Transcribe everything in the data word for word. Pictures are left out.

(Lines of data)
• • • • •

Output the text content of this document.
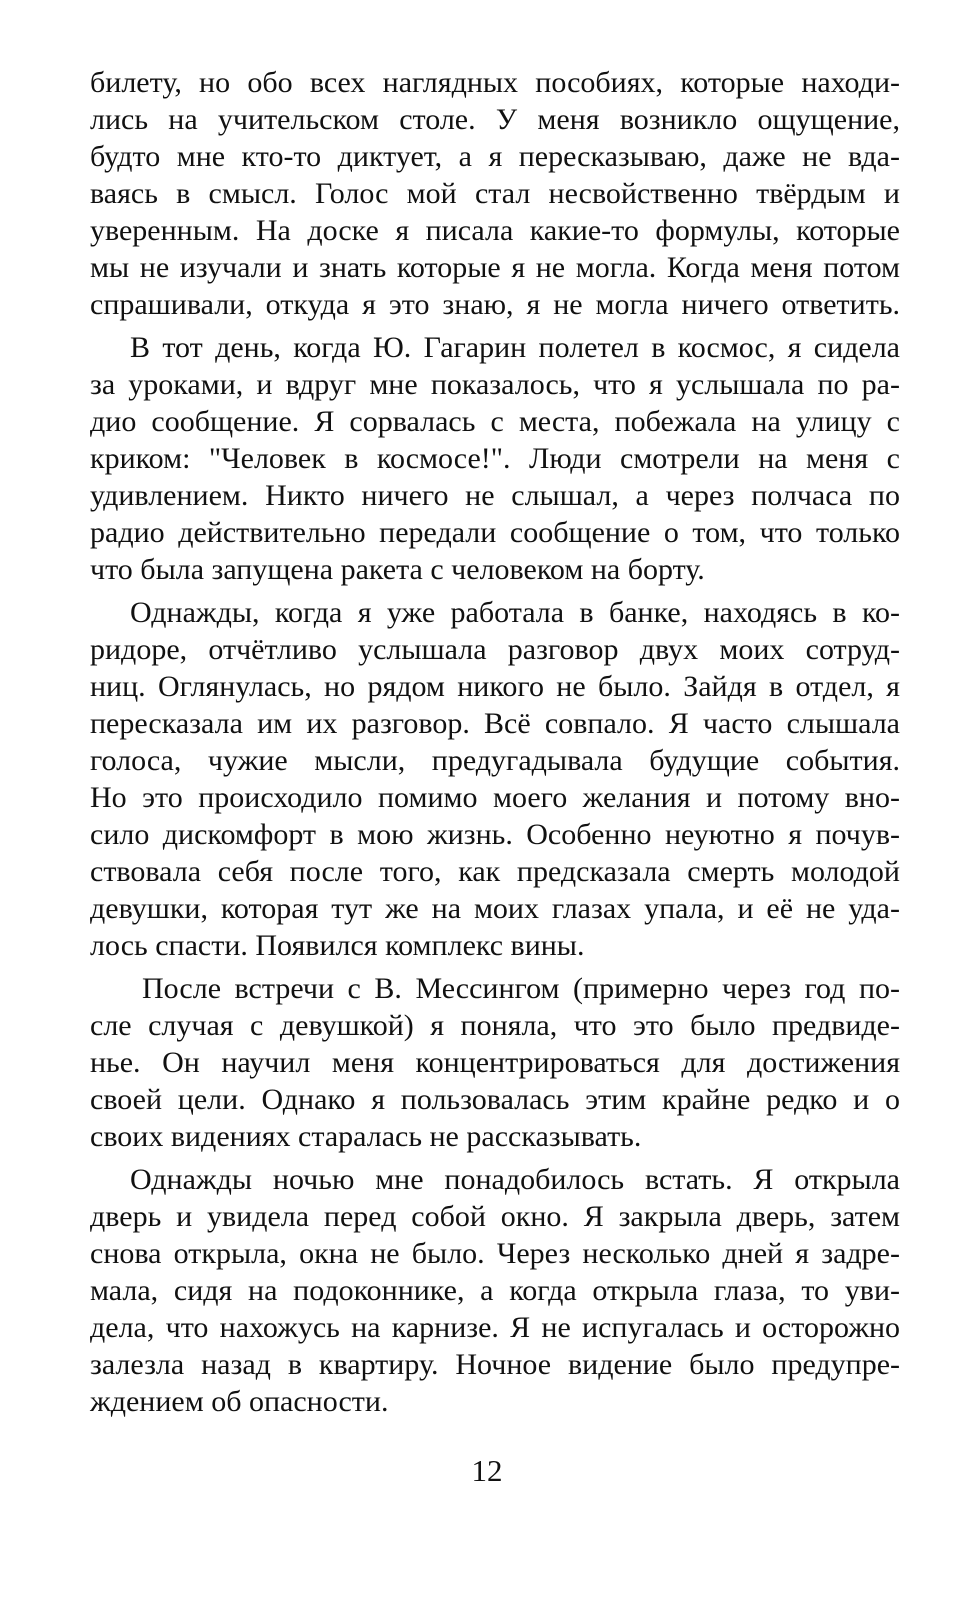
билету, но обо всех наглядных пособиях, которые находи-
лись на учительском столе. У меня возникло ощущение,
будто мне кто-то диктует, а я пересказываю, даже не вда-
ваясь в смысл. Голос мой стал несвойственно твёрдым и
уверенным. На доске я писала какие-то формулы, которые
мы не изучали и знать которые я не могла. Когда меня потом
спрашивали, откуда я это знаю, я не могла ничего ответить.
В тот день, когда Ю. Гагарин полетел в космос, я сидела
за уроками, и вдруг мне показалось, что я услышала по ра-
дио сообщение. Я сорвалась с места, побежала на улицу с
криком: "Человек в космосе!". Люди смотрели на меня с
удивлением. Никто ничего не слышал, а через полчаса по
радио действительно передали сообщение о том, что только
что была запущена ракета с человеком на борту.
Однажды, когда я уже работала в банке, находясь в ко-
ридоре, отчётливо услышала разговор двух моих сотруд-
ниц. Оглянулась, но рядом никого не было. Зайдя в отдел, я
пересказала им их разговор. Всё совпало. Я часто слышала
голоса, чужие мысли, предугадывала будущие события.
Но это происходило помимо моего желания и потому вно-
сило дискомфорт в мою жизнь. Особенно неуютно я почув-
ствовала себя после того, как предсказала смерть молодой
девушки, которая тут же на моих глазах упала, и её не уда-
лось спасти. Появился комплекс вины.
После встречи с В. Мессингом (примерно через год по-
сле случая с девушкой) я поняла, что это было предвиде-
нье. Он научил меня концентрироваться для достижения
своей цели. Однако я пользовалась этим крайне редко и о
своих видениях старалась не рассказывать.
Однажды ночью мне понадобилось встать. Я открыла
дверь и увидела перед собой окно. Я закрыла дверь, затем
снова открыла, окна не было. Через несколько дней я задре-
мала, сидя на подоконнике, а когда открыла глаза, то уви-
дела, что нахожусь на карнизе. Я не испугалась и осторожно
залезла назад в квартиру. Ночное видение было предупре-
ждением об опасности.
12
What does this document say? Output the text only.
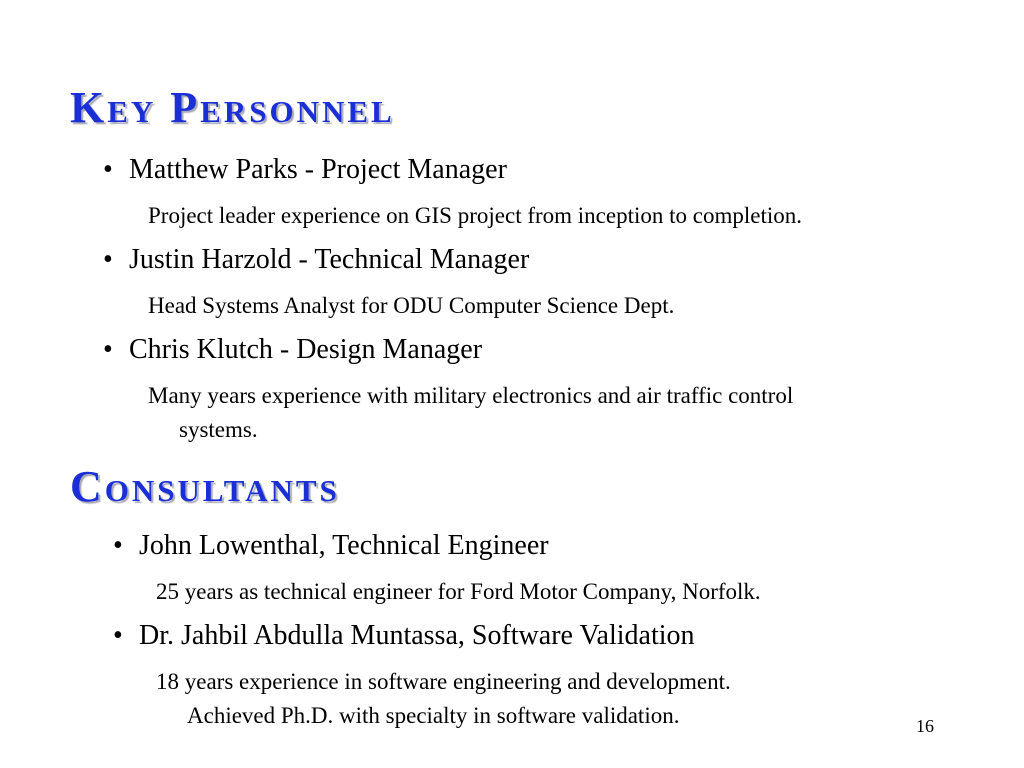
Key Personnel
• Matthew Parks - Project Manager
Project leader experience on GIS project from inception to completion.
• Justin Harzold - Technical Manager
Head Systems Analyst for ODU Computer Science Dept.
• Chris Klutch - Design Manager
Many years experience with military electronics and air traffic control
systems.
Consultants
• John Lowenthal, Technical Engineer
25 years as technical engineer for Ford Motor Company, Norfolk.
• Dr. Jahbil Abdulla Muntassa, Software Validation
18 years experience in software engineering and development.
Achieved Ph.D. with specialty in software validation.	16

• • • • •

Correct answer -
Output the text content of this document.
билету, но обо всех наглядных пособиях, которые находи-
лись на учительском столе. У меня возникло ощущение,
будто мне кто-то диктует, а я пересказываю, даже не вда-
ваясь в смысл. Голос мой стал несвойственно твёрдым и
уверенным. На доске я писала какие-то формулы, которые
мы не изучали и знать которые я не могла. Когда меня потом
спрашивали, откуда я это знаю, я не могла ничего ответить.
В тот день, когда Ю. Гагарин полетел в космос, я сидела
за уроками, и вдруг мне показалось, что я услышала по ра-
дио сообщение. Я сорвалась с места, побежала на улицу с
криком: "Человек в космосе!". Люди смотрели на меня с
удивлением. Никто ничего не слышал, а через полчаса по
радио действительно передали сообщение о том, что только
что была запущена ракета с человеком на борту.
Однажды, когда я уже работала в банке, находясь в ко-
ридоре, отчётливо услышала разговор двух моих сотруд-
ниц. Оглянулась, но рядом никого не было. Зайдя в отдел, я
пересказала им их разговор. Всё совпало. Я часто слышала
голоса, чужие мысли, предугадывала будущие события.
Но это происходило помимо моего желания и потому вно-
сило дискомфорт в мою жизнь. Особенно неуютно я почув-
ствовала себя после того, как предсказала смерть молодой
девушки, которая тут же на моих глазах упала, и её не уда-
лось спасти. Появился комплекс вины.
После встречи с В. Мессингом (примерно через год по-
сле случая с девушкой) я поняла, что это было предвиде-
нье. Он научил меня концентрироваться для достижения
своей цели. Однако я пользовалась этим крайне редко и о
своих видениях старалась не рассказывать.
Однажды ночью мне понадобилось встать. Я открыла
дверь и увидела перед собой окно. Я закрыла дверь, затем
снова открыла, окна не было. Через несколько дней я задре-
мала, сидя на подоконнике, а когда открыла глаза, то уви-
дела, что нахожусь на карнизе. Я не испугалась и осторожно
залезла назад в квартиру. Ночное видение было предупре-
ждением об опасности.
12
What does this document say? Output the text only.
Key Personnel
• Matthew Parks - Project Manager
Project leader experience on GIS project from inception to completion.
• Justin Harzold - Technical Manager
Head Systems Analyst for ODU Computer Science Dept.
• Chris Klutch - Design Manager
Many years experience with military electronics and air traffic control
systems.
Consultants
• John Lowenthal, Technical Engineer
25 years as technical engineer for Ford Motor Company, Norfolk.
• Dr. Jahbil Abdulla Muntassa, Software Validation
18 years experience in software engineering and development.
Achieved Ph.D. with specialty in software validation.	16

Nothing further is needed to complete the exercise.